-- begin Records to process --
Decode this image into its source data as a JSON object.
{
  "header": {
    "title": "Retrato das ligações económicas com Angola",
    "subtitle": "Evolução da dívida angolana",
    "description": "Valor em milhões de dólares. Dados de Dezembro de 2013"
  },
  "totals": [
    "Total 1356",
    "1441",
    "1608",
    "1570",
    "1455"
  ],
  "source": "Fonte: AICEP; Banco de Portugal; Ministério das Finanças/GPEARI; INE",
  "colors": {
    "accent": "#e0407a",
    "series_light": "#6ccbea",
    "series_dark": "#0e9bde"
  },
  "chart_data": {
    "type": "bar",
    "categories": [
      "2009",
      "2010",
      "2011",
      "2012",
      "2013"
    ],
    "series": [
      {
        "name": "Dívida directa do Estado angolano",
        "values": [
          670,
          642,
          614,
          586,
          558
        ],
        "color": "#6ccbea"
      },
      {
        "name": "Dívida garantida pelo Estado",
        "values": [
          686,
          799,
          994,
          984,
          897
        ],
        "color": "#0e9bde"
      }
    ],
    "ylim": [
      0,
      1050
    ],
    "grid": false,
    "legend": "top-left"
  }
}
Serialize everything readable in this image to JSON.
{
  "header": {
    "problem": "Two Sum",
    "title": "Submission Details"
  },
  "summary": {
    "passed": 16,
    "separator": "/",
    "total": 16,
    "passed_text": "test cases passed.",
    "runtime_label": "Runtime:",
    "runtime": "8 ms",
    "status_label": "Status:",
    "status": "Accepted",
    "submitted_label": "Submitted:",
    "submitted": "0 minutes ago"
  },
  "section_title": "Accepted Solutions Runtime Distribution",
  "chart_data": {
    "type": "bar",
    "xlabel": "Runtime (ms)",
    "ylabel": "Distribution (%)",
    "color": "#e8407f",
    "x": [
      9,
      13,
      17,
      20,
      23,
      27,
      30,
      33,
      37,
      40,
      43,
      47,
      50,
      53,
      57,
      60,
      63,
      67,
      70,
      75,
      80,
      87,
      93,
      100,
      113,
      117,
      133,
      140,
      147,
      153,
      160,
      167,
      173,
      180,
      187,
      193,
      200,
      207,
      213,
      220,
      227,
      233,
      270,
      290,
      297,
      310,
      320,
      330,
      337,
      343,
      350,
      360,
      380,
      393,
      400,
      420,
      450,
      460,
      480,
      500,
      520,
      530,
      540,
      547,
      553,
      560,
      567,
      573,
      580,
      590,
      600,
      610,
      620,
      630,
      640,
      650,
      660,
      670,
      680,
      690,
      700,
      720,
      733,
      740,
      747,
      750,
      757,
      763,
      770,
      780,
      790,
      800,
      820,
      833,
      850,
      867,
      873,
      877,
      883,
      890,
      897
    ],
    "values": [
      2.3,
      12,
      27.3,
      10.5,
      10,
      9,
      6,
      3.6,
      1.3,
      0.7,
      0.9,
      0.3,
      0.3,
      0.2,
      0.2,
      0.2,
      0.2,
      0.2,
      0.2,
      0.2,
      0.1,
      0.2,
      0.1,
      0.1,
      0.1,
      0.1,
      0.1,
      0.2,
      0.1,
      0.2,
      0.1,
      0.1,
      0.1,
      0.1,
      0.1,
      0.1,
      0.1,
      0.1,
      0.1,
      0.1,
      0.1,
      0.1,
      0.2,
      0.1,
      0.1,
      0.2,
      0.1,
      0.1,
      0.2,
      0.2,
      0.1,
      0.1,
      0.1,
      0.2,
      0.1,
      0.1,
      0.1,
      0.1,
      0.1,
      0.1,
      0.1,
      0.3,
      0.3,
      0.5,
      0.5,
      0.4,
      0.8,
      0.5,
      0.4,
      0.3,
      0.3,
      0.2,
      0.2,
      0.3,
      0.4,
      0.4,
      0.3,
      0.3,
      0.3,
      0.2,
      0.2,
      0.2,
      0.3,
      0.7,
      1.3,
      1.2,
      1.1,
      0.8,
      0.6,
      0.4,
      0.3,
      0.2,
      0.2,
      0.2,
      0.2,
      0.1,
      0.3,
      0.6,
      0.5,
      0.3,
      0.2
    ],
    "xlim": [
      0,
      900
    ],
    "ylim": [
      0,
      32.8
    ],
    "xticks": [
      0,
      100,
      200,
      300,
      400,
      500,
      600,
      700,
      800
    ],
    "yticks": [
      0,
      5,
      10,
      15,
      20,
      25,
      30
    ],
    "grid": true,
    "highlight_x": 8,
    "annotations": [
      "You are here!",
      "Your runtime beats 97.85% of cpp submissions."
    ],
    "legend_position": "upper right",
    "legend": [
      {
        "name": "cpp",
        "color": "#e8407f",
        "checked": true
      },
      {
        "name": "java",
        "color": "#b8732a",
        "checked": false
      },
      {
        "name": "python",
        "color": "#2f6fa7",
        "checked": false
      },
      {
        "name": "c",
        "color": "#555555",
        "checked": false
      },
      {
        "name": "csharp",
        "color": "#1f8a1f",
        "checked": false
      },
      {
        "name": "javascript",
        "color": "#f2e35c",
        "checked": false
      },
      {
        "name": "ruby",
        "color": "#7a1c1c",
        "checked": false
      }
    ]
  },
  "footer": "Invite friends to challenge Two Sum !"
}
-- end Records to process --
Type the material above out again, exactly.

- Result
Decode this image into its source data as a JSON object.
{
  "header": {
    "title": "Retrato das ligações económicas com Angola",
    "subtitle": "Evolução da dívida angolana",
    "description": "Valor em milhões de dólares. Dados de Dezembro de 2013"
  },
  "totals": [
    "Total 1356",
    "1441",
    "1608",
    "1570",
    "1455"
  ],
  "source": "Fonte: AICEP; Banco de Portugal; Ministério das Finanças/GPEARI; INE",
  "colors": {
    "accent": "#e0407a",
    "series_light": "#6ccbea",
    "series_dark": "#0e9bde"
  },
  "chart_data": {
    "type": "bar",
    "categories": [
      "2009",
      "2010",
      "2011",
      "2012",
      "2013"
    ],
    "series": [
      {
        "name": "Dívida directa do Estado angolano",
        "values": [
          670,
          642,
          614,
          586,
          558
        ],
        "color": "#6ccbea"
      },
      {
        "name": "Dívida garantida pelo Estado",
        "values": [
          686,
          799,
          994,
          984,
          897
        ],
        "color": "#0e9bde"
      }
    ],
    "ylim": [
      0,
      1050
    ],
    "grid": false,
    "legend": "top-left"
  }
}
Serialize everything readable in this image to JSON.
{
  "header": {
    "problem": "Two Sum",
    "title": "Submission Details"
  },
  "summary": {
    "passed": 16,
    "separator": "/",
    "total": 16,
    "passed_text": "test cases passed.",
    "runtime_label": "Runtime:",
    "runtime": "8 ms",
    "status_label": "Status:",
    "status": "Accepted",
    "submitted_label": "Submitted:",
    "submitted": "0 minutes ago"
  },
  "section_title": "Accepted Solutions Runtime Distribution",
  "chart_data": {
    "type": "bar",
    "xlabel": "Runtime (ms)",
    "ylabel": "Distribution (%)",
    "color": "#e8407f",
    "x": [
      9,
      13,
      17,
      20,
      23,
      27,
      30,
      33,
      37,
      40,
      43,
      47,
      50,
      53,
      57,
      60,
      63,
      67,
      70,
      75,
      80,
      87,
      93,
      100,
      113,
      117,
      133,
      140,
      147,
      153,
      160,
      167,
      173,
      180,
      187,
      193,
      200,
      207,
      213,
      220,
      227,
      233,
      270,
      290,
      297,
      310,
      320,
      330,
      337,
      343,
      350,
      360,
      380,
      393,
      400,
      420,
      450,
      460,
      480,
      500,
      520,
      530,
      540,
      547,
      553,
      560,
      567,
      573,
      580,
      590,
      600,
      610,
      620,
      630,
      640,
      650,
      660,
      670,
      680,
      690,
      700,
      720,
      733,
      740,
      747,
      750,
      757,
      763,
      770,
      780,
      790,
      800,
      820,
      833,
      850,
      867,
      873,
      877,
      883,
      890,
      897
    ],
    "values": [
      2.3,
      12,
      27.3,
      10.5,
      10,
      9,
      6,
      3.6,
      1.3,
      0.7,
      0.9,
      0.3,
      0.3,
      0.2,
      0.2,
      0.2,
      0.2,
      0.2,
      0.2,
      0.2,
      0.1,
      0.2,
      0.1,
      0.1,
      0.1,
      0.1,
      0.1,
      0.2,
      0.1,
      0.2,
      0.1,
      0.1,
      0.1,
      0.1,
      0.1,
      0.1,
      0.1,
      0.1,
      0.1,
      0.1,
      0.1,
      0.1,
      0.2,
      0.1,
      0.1,
      0.2,
      0.1,
      0.1,
      0.2,
      0.2,
      0.1,
      0.1,
      0.1,
      0.2,
      0.1,
      0.1,
      0.1,
      0.1,
      0.1,
      0.1,
      0.1,
      0.3,
      0.3,
      0.5,
      0.5,
      0.4,
      0.8,
      0.5,
      0.4,
      0.3,
      0.3,
      0.2,
      0.2,
      0.3,
      0.4,
      0.4,
      0.3,
      0.3,
      0.3,
      0.2,
      0.2,
      0.2,
      0.3,
      0.7,
      1.3,
      1.2,
      1.1,
      0.8,
      0.6,
      0.4,
      0.3,
      0.2,
      0.2,
      0.2,
      0.2,
      0.1,
      0.3,
      0.6,
      0.5,
      0.3,
      0.2
    ],
    "xlim": [
      0,
      900
    ],
    "ylim": [
      0,
      32.8
    ],
    "xticks": [
      0,
      100,
      200,
      300,
      400,
      500,
      600,
      700,
      800
    ],
    "yticks": [
      0,
      5,
      10,
      15,
      20,
      25,
      30
    ],
    "grid": true,
    "highlight_x": 8,
    "annotations": [
      "You are here!",
      "Your runtime beats 97.85% of cpp submissions."
    ],
    "legend_position": "upper right",
    "legend": [
      {
        "name": "cpp",
        "color": "#e8407f",
        "checked": true
      },
      {
        "name": "java",
        "color": "#b8732a",
        "checked": false
      },
      {
        "name": "python",
        "color": "#2f6fa7",
        "checked": false
      },
      {
        "name": "c",
        "color": "#555555",
        "checked": false
      },
      {
        "name": "csharp",
        "color": "#1f8a1f",
        "checked": false
      },
      {
        "name": "javascript",
        "color": "#f2e35c",
        "checked": false
      },
      {
        "name": "ruby",
        "color": "#7a1c1c",
        "checked": false
      }
    ]
  },
  "footer": "Invite friends to challenge Two Sum !"
}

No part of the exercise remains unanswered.